-- Data excerpts --
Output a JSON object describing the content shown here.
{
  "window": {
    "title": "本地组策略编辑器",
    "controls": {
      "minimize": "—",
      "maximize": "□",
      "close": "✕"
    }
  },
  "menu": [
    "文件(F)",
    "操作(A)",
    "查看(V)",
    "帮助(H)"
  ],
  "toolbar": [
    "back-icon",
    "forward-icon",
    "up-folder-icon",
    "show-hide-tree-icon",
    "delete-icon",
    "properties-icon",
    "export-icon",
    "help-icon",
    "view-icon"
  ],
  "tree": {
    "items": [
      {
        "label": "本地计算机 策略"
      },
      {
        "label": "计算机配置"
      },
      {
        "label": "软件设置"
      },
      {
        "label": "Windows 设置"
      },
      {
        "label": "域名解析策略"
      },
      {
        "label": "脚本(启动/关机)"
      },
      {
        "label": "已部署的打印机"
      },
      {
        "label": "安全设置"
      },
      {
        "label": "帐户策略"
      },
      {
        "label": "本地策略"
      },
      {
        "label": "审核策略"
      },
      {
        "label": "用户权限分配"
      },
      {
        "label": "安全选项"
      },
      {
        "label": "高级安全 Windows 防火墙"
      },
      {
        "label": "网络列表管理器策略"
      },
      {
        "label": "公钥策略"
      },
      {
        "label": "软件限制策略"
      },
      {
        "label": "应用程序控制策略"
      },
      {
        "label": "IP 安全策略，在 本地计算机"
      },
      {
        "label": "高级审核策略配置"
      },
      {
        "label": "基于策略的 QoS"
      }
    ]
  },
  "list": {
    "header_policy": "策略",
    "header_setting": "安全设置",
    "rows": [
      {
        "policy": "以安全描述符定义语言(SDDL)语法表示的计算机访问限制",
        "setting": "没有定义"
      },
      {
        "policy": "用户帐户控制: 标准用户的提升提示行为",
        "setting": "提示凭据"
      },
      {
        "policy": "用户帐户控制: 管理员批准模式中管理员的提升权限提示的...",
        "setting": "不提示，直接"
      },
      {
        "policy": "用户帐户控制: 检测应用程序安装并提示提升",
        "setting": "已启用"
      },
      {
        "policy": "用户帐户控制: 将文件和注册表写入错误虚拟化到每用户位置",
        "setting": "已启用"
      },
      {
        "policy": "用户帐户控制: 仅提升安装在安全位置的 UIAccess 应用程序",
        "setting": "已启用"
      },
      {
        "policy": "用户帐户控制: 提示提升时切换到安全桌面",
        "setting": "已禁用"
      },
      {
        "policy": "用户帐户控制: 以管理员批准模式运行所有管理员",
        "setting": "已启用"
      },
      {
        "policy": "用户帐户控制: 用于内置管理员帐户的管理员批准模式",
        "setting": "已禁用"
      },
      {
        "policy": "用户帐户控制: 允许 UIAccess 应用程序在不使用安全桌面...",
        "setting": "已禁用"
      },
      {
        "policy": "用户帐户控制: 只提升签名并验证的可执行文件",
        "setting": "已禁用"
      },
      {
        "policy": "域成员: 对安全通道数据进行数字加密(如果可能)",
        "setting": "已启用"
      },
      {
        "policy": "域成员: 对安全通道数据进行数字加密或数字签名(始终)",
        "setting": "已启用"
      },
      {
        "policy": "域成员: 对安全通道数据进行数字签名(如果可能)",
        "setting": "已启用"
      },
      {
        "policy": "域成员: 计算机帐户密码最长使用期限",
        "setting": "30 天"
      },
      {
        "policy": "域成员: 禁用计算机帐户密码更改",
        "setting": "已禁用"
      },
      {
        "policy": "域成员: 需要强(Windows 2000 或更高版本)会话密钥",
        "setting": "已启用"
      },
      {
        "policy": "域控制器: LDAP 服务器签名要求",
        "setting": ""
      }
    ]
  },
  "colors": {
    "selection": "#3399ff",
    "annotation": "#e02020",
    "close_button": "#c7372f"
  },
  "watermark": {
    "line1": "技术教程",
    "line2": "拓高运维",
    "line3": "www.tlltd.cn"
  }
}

-- What the exercise asks --
Using the records above, copy each line that contains "如果可能".

-- Output --
        "policy": "域成员: 对安全通道数据进行数字加密(如果可能)",
        "policy": "域成员: 对安全通道数据进行数字签名(如果可能)",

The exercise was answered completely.